It's called a waterfall model because if you start at the top, the results of the first step are used to move into the second step, just like water flowing down a series of steps into a pool.
You are at a point in your projects where you need to be producing some documentation. For a budding engineer this process can be a little daunting. What is the best way to tackle it? The answer is fairly simple -- start at the top of the waterfall, and let the current take you. By answering a few questions in the information plan, you can start creating a content specification. Using the chapter headings and source information you developed in the content spec, you can write the document. Once it's written, you can publish it, once it's published you can review it, and then you're ready to start again at the top with the next project.
Anyone with a scientific or engineering mind can create technical documentation, they might not enjoy it, but they are more than capable of creating it.

8.4. Exercise - Plan Your Technical Document

This exercise practices the first steps in the writing process, "Planning" and "Content":
  1. Pick an open source project (or a subset of a project) that you think is interesting. It must be an area that you've never contributed to before.
  2. Pick a feature that sounds tantalizing but is not clearly documented.
    • This might be part of a user interface, or it might be a programmatic interface (API).
  3. Proceed to figure out how to use the feature by documenting its implementation and proper usage. Focus on getting a task done with one or a few features or interfaces.
    • Use the five step waterfall model to plan and define the content
You use this planning work later in this chapter.

8.5. Using Documentation as a Way to Get Involved

Documentation has a reputation as being an easy way to begin contributing to a project. This is more true where the new contributor is already experienced or an expert in the material. It is much less likely to be true where the project has not considered how to enable good and easy documentation, or the technical content is very high.
When developers resist documenting, it is usually around several themes:
  1. The tools are painful to use.
  2. Writing is not a principal skill.
  3. It takes too much time, usually because of 1 and 2.
The techniques for creating a successful documentation project that attracts contributions from actual project developers are mirrored answers to these problems:
  1. Focus on making the tools easy to use and aligned with the developer team's preferred methods or built in to the workflow.
  2. Turn writing in to a brain dump , that is, an outpouring of information without concern to writing standards (grammar, spelling, or structure).
  3. Enable non-developers to provide significant contributions by saving the developers from the actual work of writing, which is structuring and editing.
Dumping down words in to a text editor is not very hard; many developers write copiously in email, for example. The documentor's challenge is finding this content wherever it is (mailing lists, IRC discussions, random wiki pages) and editing it in to something comprehensive that reveals content holes for filling. The documentation project's success hinges on the ability to restructure rambling content and make all of that accessible to new writing contributors, so they can begin meaningful work from the very start.

○ ○ ○ ○ ○

*Work to complete*
1. Answer these about the text on technical documentation, one line each:
(a) Why is the waterfall model given that name?
(b) What must be true of the area you choose in the first step of the exercise?
(c) What does the text call the actual work of writing?
2. List every place the text on technical documentation names where a documentor might find content written by developers.
3. Carry the text on technical documentation further, starting after its last sentence.
The material after this point comes from a separate source.

Element and box listings:
○ ○ ○ ○ ○

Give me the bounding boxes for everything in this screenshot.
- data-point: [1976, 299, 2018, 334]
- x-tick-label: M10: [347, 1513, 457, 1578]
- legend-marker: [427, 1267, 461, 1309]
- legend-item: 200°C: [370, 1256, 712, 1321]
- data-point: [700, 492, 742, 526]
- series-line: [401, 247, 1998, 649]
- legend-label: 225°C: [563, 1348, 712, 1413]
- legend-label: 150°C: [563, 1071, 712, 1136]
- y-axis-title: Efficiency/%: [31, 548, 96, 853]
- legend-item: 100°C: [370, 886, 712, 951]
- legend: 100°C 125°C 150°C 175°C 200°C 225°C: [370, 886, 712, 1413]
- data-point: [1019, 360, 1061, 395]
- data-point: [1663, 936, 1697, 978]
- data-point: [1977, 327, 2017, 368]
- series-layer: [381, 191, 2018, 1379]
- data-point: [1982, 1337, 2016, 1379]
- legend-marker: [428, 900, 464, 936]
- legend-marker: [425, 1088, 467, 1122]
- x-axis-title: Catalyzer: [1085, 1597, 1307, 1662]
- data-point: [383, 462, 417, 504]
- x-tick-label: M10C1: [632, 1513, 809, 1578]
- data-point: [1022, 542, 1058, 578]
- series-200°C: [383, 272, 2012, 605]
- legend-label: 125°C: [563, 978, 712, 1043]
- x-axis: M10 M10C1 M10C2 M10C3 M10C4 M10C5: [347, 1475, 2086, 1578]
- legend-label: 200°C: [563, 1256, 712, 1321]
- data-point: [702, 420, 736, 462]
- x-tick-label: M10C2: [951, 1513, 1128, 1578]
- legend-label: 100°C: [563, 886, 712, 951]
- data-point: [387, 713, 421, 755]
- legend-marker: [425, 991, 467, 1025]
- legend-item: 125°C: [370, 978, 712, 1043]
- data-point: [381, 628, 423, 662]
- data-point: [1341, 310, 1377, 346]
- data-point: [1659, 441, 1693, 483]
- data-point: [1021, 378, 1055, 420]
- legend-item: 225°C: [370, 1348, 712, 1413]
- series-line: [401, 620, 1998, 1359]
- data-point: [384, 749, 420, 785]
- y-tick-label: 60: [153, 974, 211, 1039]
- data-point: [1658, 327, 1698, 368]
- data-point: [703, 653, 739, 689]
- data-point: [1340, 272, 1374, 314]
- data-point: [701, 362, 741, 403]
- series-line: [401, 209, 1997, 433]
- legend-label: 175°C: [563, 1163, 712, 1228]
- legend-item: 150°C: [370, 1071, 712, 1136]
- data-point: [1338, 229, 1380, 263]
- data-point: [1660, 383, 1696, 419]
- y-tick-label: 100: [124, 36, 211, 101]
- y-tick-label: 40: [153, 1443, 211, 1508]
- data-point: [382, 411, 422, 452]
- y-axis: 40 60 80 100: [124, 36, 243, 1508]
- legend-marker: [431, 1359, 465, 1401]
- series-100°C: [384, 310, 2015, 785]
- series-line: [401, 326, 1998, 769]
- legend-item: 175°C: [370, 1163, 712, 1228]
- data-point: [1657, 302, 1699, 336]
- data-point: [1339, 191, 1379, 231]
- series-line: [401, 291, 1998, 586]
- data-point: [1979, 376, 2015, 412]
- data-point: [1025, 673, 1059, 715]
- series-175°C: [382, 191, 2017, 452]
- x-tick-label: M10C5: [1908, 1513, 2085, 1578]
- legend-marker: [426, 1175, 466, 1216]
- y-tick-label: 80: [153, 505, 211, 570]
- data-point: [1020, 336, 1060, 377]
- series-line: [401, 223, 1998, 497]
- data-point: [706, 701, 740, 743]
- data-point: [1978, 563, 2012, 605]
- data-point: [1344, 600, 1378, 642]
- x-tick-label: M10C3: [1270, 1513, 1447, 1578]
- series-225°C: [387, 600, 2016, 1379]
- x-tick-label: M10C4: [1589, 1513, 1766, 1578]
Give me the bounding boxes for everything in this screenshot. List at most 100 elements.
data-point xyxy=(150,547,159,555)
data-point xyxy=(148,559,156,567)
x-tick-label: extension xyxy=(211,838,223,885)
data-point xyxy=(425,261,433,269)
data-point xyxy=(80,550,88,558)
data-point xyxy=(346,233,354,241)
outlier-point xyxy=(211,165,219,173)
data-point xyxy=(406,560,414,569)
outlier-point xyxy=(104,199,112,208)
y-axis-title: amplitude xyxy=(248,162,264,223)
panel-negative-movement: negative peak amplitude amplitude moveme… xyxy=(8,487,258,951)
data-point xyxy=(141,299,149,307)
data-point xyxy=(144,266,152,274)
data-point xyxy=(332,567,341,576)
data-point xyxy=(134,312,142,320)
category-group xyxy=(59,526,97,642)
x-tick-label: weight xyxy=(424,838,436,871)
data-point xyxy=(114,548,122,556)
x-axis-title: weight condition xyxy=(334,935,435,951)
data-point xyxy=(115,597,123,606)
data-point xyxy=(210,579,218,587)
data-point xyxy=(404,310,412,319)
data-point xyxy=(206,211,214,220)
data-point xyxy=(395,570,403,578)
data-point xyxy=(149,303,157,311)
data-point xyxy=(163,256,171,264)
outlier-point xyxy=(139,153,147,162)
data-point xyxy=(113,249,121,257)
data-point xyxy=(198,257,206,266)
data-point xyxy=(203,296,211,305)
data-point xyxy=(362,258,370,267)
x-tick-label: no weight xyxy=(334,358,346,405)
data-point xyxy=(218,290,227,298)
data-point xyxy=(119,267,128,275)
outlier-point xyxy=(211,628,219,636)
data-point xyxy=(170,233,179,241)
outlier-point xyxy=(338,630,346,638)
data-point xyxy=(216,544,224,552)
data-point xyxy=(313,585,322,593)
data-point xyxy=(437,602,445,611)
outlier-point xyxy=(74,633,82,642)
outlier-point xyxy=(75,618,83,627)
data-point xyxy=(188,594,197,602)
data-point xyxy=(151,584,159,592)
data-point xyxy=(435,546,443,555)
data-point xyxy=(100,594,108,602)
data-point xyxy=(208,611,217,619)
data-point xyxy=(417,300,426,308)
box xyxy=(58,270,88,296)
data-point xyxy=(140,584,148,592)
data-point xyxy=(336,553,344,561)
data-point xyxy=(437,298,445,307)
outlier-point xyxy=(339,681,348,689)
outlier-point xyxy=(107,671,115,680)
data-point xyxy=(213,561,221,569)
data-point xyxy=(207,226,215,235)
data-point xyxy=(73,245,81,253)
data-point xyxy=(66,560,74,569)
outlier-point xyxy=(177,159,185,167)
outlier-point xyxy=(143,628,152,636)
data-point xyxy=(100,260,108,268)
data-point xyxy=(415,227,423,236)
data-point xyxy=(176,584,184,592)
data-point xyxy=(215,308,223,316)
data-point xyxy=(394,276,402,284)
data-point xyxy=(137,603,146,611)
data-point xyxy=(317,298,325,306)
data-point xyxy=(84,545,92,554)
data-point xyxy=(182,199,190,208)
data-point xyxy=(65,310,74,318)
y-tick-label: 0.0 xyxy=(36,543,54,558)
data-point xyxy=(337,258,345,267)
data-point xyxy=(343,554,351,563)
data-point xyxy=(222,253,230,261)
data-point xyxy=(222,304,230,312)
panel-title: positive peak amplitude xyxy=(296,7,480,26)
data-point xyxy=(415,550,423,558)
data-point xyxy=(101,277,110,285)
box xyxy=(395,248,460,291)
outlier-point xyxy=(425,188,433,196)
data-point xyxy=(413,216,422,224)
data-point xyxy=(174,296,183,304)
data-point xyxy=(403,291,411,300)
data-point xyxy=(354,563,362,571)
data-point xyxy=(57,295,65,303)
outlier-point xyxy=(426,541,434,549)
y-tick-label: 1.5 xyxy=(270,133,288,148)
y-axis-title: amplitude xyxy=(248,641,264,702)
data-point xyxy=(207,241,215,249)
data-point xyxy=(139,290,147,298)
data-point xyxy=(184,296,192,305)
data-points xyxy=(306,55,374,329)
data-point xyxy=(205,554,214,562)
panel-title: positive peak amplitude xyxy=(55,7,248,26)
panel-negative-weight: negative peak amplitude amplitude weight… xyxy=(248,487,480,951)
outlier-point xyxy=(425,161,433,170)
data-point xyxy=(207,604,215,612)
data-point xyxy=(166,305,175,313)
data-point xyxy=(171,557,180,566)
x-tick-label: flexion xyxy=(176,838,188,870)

○ ○ ○ ○ ○

*Solved tasks*
1.
(a) The results of the first step are used to move into the second, like water flowing down a series of steps into a pool.
(b) It must be an area you've never contributed to before.
(c) Structuring and editing.

2. Mailing lists, IRC discussions, random wiki pages

3.
A metric of this success is when any random experienced contributor is asked a question by a new contributor, and in answering, insists that the answer be documented, for example, on the project wiki using existing templates, etc. In this way new contributors are turned in to documentors who share the work burden from the existing contributors.

8.5.1. Exercise - Getting Involved

  1. Take your technical document content plan and prepare it to show to developers and writers involved in the FOSS project.
    • For example, use a personal user namespace on the FOSS project's wiki "User:Username/New_page".
    • Alternately, prepare it for inclusion in email.
  2. Join the documentation mailing list; if there is no specific documentation list, join the main developer list.
  3. Send an email with your content plan and any work done so far, request comments on content and where you are getting information from.
  4. Proceed with writing a first draft of the content based on your plan and comments received.
  5. If you get stuck, return to the mailing list or ask on IRC. Your earlier introduction and content plan makes this part easier.
  6. Return with your next draft to the mailing list, asking for a review and comments. Provide enough time, several days to a week, and be sure to engage in discussion about the content in a timely way (at least once per day.) The goal of this step is to improve the content in accuracy

8.6. Collaborating on Open Documentation

When working on content where developers are an important content source, keeping the tooling and processes close to the developers' existing workflow is to the documentor's advantage. It becomes possible to collaborate directly on content, even in real time. This section is where all the five steps of the waterfall flow together.
Run through this pattern for a document release:
  1. Writer/team plans content and creates outline.
    • Focus on what users want to do with the software.
    • Create named and empty pages, such as on the wiki, as a structure for content.
  2. Interview and write or have expert(s) braindump content in to empty structure.
  3. Write and rewrite:
    • Writer/editor reorganizes structure and cuts irrelevant content.
    • Writer edits procedures, rewrites and edits content, noting questions for other writers and developers (in comments, wiki talk pages, etc.).
  4. Expert reviews, fixes mistakes, fills out missing parts.
    • If anything is missing, cycle just the new content back through to the first step, determining where it goes then back through writing, restructuring, fact checking, and final edit.
  5. Full edit and final proof read.
This is a release. If bugs are found (others notice problems or make suggestions), handle updates to content as per project policy.
This process takes advantage of collaboration through extreme visibility. With each step viewable in real time and as historical data, it makes it possible for an expert, an editor, or a writer to enter the workflow stream at any point and pick up the work from there. The new person can learn what has gone on before, why it has occurred (thanks to explanations in content save comments), and find a place to begin contributing very quickly.
The process also allows existing contributors to enter and leave the process easily. For example, a contributor can go on vacation for several weeks. The work continues in her absence, and when she returns, she can enter the workflow in any of the roles she is prepared for.

8.6.1. Exercise - Collaborating on a Small Document

Work with at least one other person. For this lesson you need:
  • A working wiki instance.
  • A topic, either real or imagined for the exercise.
It is possible to do this exercise as, for example, a series of email exchanges. The reason for using the wiki is to connect with other essentials of FOSS engineering: central collaboration, version control, and full visibility. For example, the technical expert can watch edits occur as they are saved to a wiki page, and use page version control to check what was changed and why.
  1. One person is the technical expert, picking a topic to write about at some length without spending effort with grammar, spelling, and structure. The other persons are editors and writers; with more than one editor/writer, exchange roles equally throughout the exercise.
  2. Waterfall step one and two:
    1. The team writes the content plan.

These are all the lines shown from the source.